#### TESTO FORNITO ####
Il libro de Il Signore degli Anelli, pubblicato per la prima volta nel 1954, ha rappresentato l’opera di maggior successo del Professor Tolkien e, dunque, il lavoro che ho lo ha consacrato definitivamente nell’olimpo degli scrittori del genere fantasy, dopo la precedente pubblicazione, Lo Hobbit, di cui abbiamo analizzato le differenze tra il Libro e i film.
In questo articolo, andremo a sviscerare le principali differenze tra il libro de Il Signore degli Anelli e i film di Peter Jackson (di cui trovate la lista nel nostro archivio), che hanno vinto ben 17 Premi Oscar e che rappresentano, di fatto, l’opera cinematografica più premiata di sempre. Nel cast della trilogia prodotta da Warner Bros e New Line Cinema, troviamo attori del calibro di Ian McKellen, Elijah Wood, Viggo Mortensen e Orlando Bloom, solo per citarne alcuni. Il tutto è stato magistralmente messo in scena grazie all’ausilio di colossi artistici come Weta Digital e Weta Workshop, una cornice unica a livello di atmosfere in cui si inseriscono le splendide colonne sonore di Howard Shore. Premettendo che è, indubbiamente, impossibile trasporre interamente un testo attraverso un altro mezzo mediatico come il “Grande Schermo”, che ha regole proprie e dove tutto deve essere fruito in maniera differente, di seguito evidenziamo le 10 differenze più importanti fra il libro de Il Signore degli Anelli e i film.
#### ELENCO DATI ####
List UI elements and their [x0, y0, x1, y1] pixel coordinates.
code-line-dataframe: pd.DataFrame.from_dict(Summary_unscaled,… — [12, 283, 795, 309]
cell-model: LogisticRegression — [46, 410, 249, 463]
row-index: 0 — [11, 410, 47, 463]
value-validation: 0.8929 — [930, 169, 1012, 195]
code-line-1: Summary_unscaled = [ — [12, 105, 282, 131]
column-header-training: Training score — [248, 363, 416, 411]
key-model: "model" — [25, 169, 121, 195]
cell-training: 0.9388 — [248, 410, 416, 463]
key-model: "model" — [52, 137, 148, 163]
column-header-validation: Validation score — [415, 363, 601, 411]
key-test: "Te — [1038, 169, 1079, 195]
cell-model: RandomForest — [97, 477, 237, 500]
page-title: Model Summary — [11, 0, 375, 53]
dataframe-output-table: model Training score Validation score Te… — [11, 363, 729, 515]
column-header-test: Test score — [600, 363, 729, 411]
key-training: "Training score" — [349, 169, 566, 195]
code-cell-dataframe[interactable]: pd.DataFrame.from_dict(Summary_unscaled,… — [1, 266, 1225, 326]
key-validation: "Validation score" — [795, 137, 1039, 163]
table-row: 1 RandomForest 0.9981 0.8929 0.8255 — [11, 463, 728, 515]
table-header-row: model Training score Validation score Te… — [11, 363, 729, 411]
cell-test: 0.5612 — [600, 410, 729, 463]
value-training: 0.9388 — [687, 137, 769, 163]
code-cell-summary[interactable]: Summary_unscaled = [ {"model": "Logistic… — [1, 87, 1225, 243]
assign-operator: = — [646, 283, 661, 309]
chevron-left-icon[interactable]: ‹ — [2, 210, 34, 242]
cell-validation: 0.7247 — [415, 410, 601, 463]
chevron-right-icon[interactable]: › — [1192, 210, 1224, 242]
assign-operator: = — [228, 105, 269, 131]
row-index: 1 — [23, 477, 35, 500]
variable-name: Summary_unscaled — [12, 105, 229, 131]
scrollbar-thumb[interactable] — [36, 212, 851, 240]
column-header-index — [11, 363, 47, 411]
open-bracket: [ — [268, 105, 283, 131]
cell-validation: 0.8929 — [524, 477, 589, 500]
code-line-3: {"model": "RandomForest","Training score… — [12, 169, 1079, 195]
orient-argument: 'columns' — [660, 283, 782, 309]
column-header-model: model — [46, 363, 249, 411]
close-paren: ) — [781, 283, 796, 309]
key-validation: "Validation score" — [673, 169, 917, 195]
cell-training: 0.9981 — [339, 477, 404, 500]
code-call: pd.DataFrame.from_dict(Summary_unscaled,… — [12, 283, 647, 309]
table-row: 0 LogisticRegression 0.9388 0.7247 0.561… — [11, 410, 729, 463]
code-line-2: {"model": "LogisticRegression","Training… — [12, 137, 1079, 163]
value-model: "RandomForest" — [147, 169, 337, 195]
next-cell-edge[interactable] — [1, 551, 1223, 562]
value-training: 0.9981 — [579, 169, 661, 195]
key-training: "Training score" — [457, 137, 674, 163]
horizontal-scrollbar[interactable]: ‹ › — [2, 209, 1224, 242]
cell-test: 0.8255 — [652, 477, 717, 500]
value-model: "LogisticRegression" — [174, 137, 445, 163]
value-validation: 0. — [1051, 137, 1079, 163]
####
▸ **COMPITI SCRITTI**:
1. Ricopia dal testo sul Signore degli Anelli il brano che comincia con "Il libro de Il Signore degli Anelli, pubblicato" e arriva fino a "Libro e i film.".
2. Riscrivi le righe dei record che vanno dalla prima fino a quella con "row-index: 0 — [11, 410, 47, 463]", entrambe incluse, mettendo "LinearRegression" al posto di "LogisticRegression" e lasciando il resto identico. Riporta solo quelle righe.
Il testo e i record vengono da fonti diverse.

▸ **RISULTATI FINALI**:
1.
Il libro de Il Signore degli Anelli, pubblicato per la prima volta nel 1954, ha rappresentato l’opera di maggior successo del Professor Tolkien e, dunque, il lavoro che ho lo ha consacrato definitivamente nell’olimpo degli scrittori del genere fantasy, dopo la precedente pubblicazione, Lo Hobbit, di cui abbiamo analizzato le differenze tra il Libro e i film.

2.
List UI elements and their [x0, y0, x1, y1] pixel coordinates.
code-line-dataframe: pd.DataFrame.from_dict(Summary_unscaled,… — [12, 283, 795, 309]
cell-model: LinearRegression — [46, 410, 249, 463]
row-index: 0 — [11, 410, 47, 463]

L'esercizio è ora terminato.